--- Extracted material ---

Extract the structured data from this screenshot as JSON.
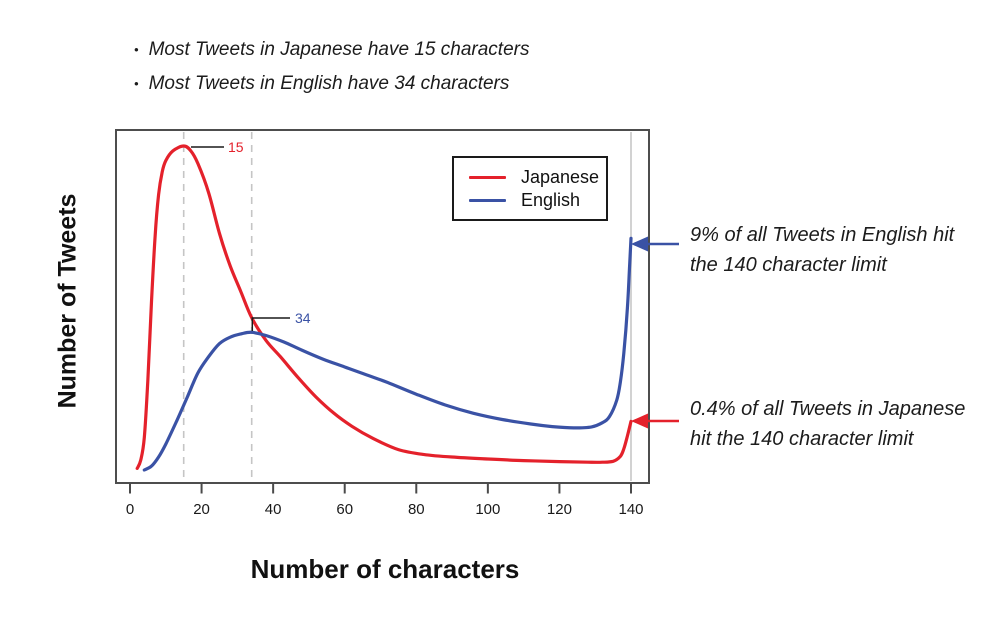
{
  "notes": {
    "bullet_marker": "•",
    "bullet1": "Most Tweets in Japanese have 15 characters",
    "bullet2": "Most Tweets in English have 34 characters"
  },
  "chart_data": {
    "type": "line",
    "xlabel": "Number of characters",
    "ylabel": "Number of Tweets",
    "xlim": [
      0,
      145
    ],
    "xticks": [
      "0",
      "20",
      "40",
      "60",
      "80",
      "100",
      "120",
      "140"
    ],
    "grid": false,
    "legend": {
      "position": "top-center",
      "entries": [
        {
          "label": "Japanese",
          "color": "#e4212b"
        },
        {
          "label": "English",
          "color": "#3a52a5"
        }
      ]
    },
    "series": [
      {
        "name": "Japanese",
        "color": "#e4212b",
        "peak_x": 15,
        "points": [
          [
            2,
            0.005
          ],
          [
            3,
            0.03
          ],
          [
            4,
            0.1
          ],
          [
            5,
            0.28
          ],
          [
            6,
            0.52
          ],
          [
            7,
            0.72
          ],
          [
            8,
            0.85
          ],
          [
            9,
            0.92
          ],
          [
            10,
            0.955
          ],
          [
            12,
            0.985
          ],
          [
            15,
            1.0
          ],
          [
            17,
            0.985
          ],
          [
            19,
            0.945
          ],
          [
            22,
            0.855
          ],
          [
            25,
            0.73
          ],
          [
            28,
            0.63
          ],
          [
            31,
            0.55
          ],
          [
            34,
            0.47
          ],
          [
            38,
            0.4
          ],
          [
            42,
            0.35
          ],
          [
            47,
            0.285
          ],
          [
            52,
            0.225
          ],
          [
            57,
            0.175
          ],
          [
            62,
            0.135
          ],
          [
            68,
            0.097
          ],
          [
            75,
            0.063
          ],
          [
            82,
            0.048
          ],
          [
            90,
            0.04
          ],
          [
            100,
            0.034
          ],
          [
            110,
            0.029
          ],
          [
            120,
            0.026
          ],
          [
            128,
            0.024
          ],
          [
            132,
            0.024
          ],
          [
            135,
            0.027
          ],
          [
            137,
            0.042
          ],
          [
            138,
            0.065
          ],
          [
            139,
            0.105
          ],
          [
            140,
            0.15
          ]
        ]
      },
      {
        "name": "English",
        "color": "#3a52a5",
        "peak_x": 34,
        "points": [
          [
            4,
            0.0
          ],
          [
            6,
            0.012
          ],
          [
            8,
            0.04
          ],
          [
            10,
            0.08
          ],
          [
            13,
            0.15
          ],
          [
            16,
            0.225
          ],
          [
            19,
            0.3
          ],
          [
            22,
            0.35
          ],
          [
            25,
            0.39
          ],
          [
            28,
            0.41
          ],
          [
            31,
            0.42
          ],
          [
            34,
            0.425
          ],
          [
            38,
            0.415
          ],
          [
            43,
            0.395
          ],
          [
            48,
            0.37
          ],
          [
            54,
            0.342
          ],
          [
            60,
            0.318
          ],
          [
            66,
            0.294
          ],
          [
            72,
            0.27
          ],
          [
            80,
            0.234
          ],
          [
            88,
            0.201
          ],
          [
            96,
            0.175
          ],
          [
            104,
            0.156
          ],
          [
            112,
            0.142
          ],
          [
            118,
            0.134
          ],
          [
            124,
            0.13
          ],
          [
            129,
            0.133
          ],
          [
            132,
            0.146
          ],
          [
            134,
            0.165
          ],
          [
            136,
            0.215
          ],
          [
            137,
            0.27
          ],
          [
            138,
            0.36
          ],
          [
            139,
            0.5
          ],
          [
            139.6,
            0.63
          ],
          [
            140,
            0.715
          ]
        ]
      }
    ],
    "markers": [
      {
        "label": "15",
        "x": 15,
        "color": "#e4212b"
      },
      {
        "label": "34",
        "x": 34,
        "color": "#3a52a5"
      }
    ],
    "reference_line_x": 140,
    "annotations": [
      {
        "series": "English",
        "color": "#3a52a5",
        "line1": "9% of all Tweets in English hit",
        "line2": "the 140 character limit"
      },
      {
        "series": "Japanese",
        "color": "#e4212b",
        "line1": "0.4% of all Tweets in Japanese",
        "line2": "hit the 140 character limit"
      }
    ]
  }
}
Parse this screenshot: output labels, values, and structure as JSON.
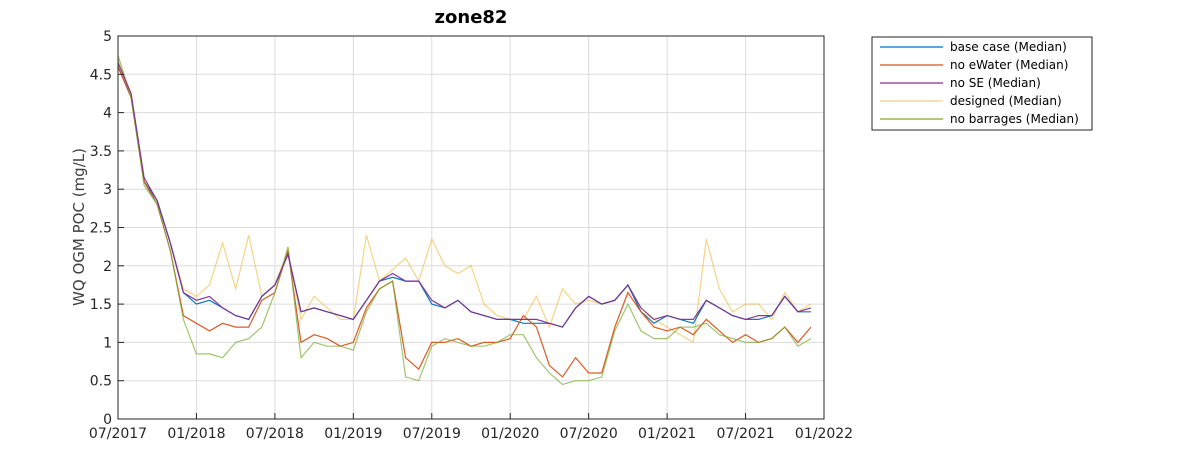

--- To do ---
Lines in the records that hold the word "have" are to be counted; give only the total.

--- Output for this exercise ---
2